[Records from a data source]
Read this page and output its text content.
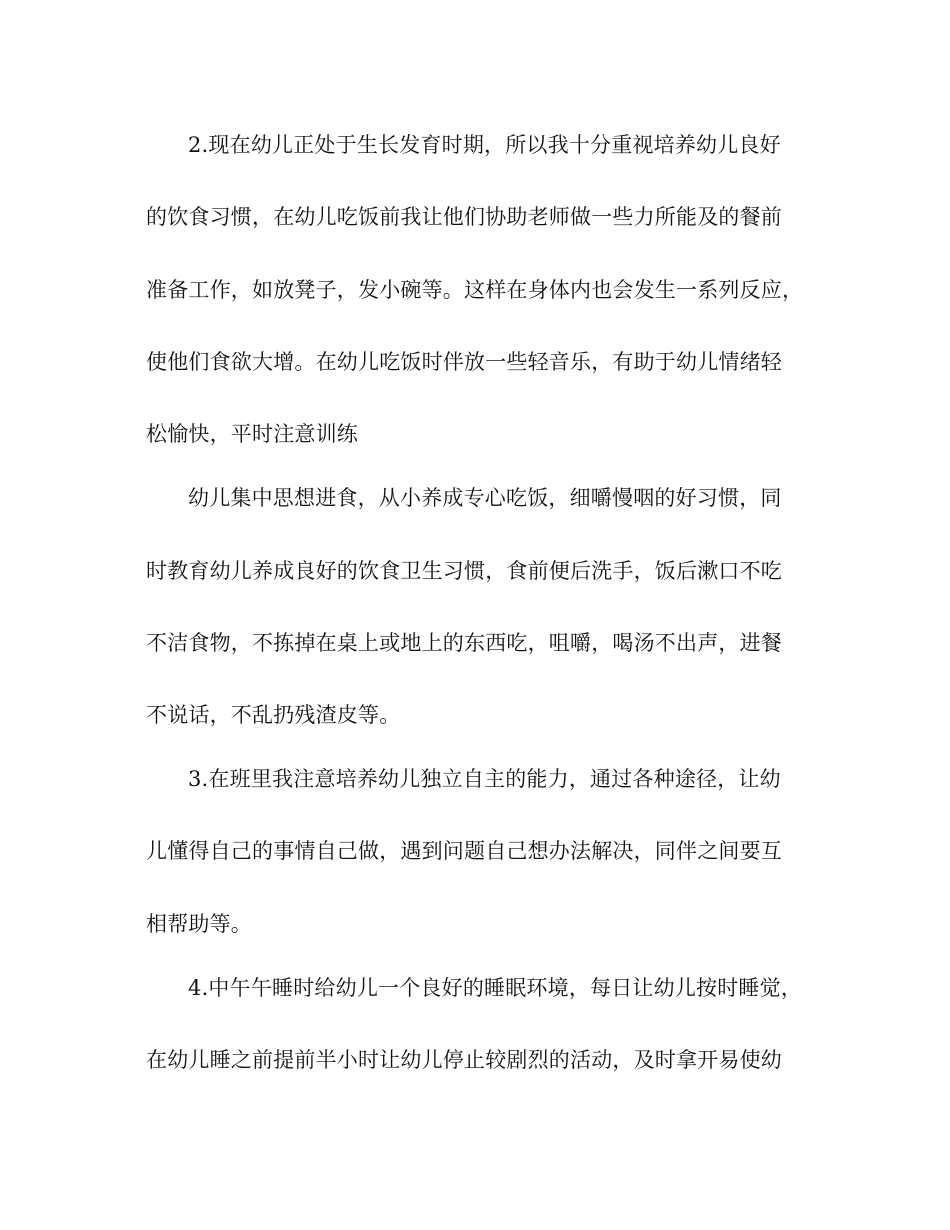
2.现在幼儿正处于生长发育时期，所以我十分重视培养幼儿良好
的饮食习惯，在幼儿吃饭前我让他们协助老师做一些力所能及的餐前
准备工作，如放凳子，发小碗等。这样在身体内也会发生一系列反应，
使他们食欲大增。在幼儿吃饭时伴放一些轻音乐，有助于幼儿情绪轻
松愉快，平时注意训练
幼儿集中思想进食，从小养成专心吃饭，细嚼慢咽的好习惯，同
时教育幼儿养成良好的饮食卫生习惯，食前便后洗手，饭后漱口不吃
不洁食物，不拣掉在桌上或地上的东西吃，咀嚼，喝汤不出声，进餐
不说话，不乱扔残渣皮等。
3.在班里我注意培养幼儿独立自主的能力，通过各种途径，让幼
儿懂得自己的事情自己做，遇到问题自己想办法解决，同伴之间要互
相帮助等。
4.中午午睡时给幼儿一个良好的睡眠环境，每日让幼儿按时睡觉，
在幼儿睡之前提前半小时让幼儿停止较剧烈的活动，及时拿开易使幼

TASK TO COMPLETE ▸ Ignore the images and quote every line of the listing exactly.

TASK SOLUTION ▸
Read this page and output its text content.
2.现在幼儿正处于生长发育时期，所以我十分重视培养幼儿良好
的饮食习惯，在幼儿吃饭前我让他们协助老师做一些力所能及的餐前
准备工作，如放凳子，发小碗等。这样在身体内也会发生一系列反应，
使他们食欲大增。在幼儿吃饭时伴放一些轻音乐，有助于幼儿情绪轻
松愉快，平时注意训练
幼儿集中思想进食，从小养成专心吃饭，细嚼慢咽的好习惯，同
时教育幼儿养成良好的饮食卫生习惯，食前便后洗手，饭后漱口不吃
不洁食物，不拣掉在桌上或地上的东西吃，咀嚼，喝汤不出声，进餐
不说话，不乱扔残渣皮等。
3.在班里我注意培养幼儿独立自主的能力，通过各种途径，让幼
儿懂得自己的事情自己做，遇到问题自己想办法解决，同伴之间要互
相帮助等。
4.中午午睡时给幼儿一个良好的睡眠环境，每日让幼儿按时睡觉，
在幼儿睡之前提前半小时让幼儿停止较剧烈的活动，及时拿开易使幼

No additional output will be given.